──────── RECORDS FOR THE TASK ────────
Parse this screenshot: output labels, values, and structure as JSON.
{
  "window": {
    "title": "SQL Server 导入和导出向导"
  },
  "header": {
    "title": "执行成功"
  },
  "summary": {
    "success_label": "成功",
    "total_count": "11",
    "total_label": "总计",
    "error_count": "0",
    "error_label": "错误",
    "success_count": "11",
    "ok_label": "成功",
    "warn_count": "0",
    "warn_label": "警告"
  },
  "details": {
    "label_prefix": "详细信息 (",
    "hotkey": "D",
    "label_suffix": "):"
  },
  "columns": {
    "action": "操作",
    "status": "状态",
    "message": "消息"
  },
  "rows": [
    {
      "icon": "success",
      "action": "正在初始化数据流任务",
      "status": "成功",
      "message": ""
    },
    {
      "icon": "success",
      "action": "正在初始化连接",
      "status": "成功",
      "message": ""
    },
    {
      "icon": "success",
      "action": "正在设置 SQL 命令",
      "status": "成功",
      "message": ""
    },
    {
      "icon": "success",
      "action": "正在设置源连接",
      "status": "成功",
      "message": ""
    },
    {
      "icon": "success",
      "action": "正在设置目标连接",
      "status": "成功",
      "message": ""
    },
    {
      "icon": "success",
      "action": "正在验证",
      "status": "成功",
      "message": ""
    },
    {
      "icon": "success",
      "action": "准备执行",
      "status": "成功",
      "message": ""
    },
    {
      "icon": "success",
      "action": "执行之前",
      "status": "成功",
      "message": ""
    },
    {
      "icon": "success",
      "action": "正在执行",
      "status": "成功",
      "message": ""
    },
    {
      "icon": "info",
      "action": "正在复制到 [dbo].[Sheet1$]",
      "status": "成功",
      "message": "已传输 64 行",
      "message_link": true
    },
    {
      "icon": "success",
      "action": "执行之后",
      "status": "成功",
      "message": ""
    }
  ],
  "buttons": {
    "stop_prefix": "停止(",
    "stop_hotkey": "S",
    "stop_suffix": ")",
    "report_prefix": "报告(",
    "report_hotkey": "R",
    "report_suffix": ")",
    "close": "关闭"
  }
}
────────
◆ **WHAT YOU NEED TO DO**: Repeat every record, keeping each word and mark exactly as it is.

◆ **COMPLETED TASK**:
Parse this screenshot: output labels, values, and structure as JSON.
{
  "window": {
    "title": "SQL Server 导入和导出向导"
  },
  "header": {
    "title": "执行成功"
  },
  "summary": {
    "success_label": "成功",
    "total_count": "11",
    "total_label": "总计",
    "error_count": "0",
    "error_label": "错误",
    "success_count": "11",
    "ok_label": "成功",
    "warn_count": "0",
    "warn_label": "警告"
  },
  "details": {
    "label_prefix": "详细信息 (",
    "hotkey": "D",
    "label_suffix": "):"
  },
  "columns": {
    "action": "操作",
    "status": "状态",
    "message": "消息"
  },
  "rows": [
    {
      "icon": "success",
      "action": "正在初始化数据流任务",
      "status": "成功",
      "message": ""
    },
    {
      "icon": "success",
      "action": "正在初始化连接",
      "status": "成功",
      "message": ""
    },
    {
      "icon": "success",
      "action": "正在设置 SQL 命令",
      "status": "成功",
      "message": ""
    },
    {
      "icon": "success",
      "action": "正在设置源连接",
      "status": "成功",
      "message": ""
    },
    {
      "icon": "success",
      "action": "正在设置目标连接",
      "status": "成功",
      "message": ""
    },
    {
      "icon": "success",
      "action": "正在验证",
      "status": "成功",
      "message": ""
    },
    {
      "icon": "success",
      "action": "准备执行",
      "status": "成功",
      "message": ""
    },
    {
      "icon": "success",
      "action": "执行之前",
      "status": "成功",
      "message": ""
    },
    {
      "icon": "success",
      "action": "正在执行",
      "status": "成功",
      "message": ""
    },
    {
      "icon": "info",
      "action": "正在复制到 [dbo].[Sheet1$]",
      "status": "成功",
      "message": "已传输 64 行",
      "message_link": true
    },
    {
      "icon": "success",
      "action": "执行之后",
      "status": "成功",
      "message": ""
    }
  ],
  "buttons": {
    "stop_prefix": "停止(",
    "stop_hotkey": "S",
    "stop_suffix": ")",
    "report_prefix": "报告(",
    "report_hotkey": "R",
    "report_suffix": ")",
    "close": "关闭"
  }
}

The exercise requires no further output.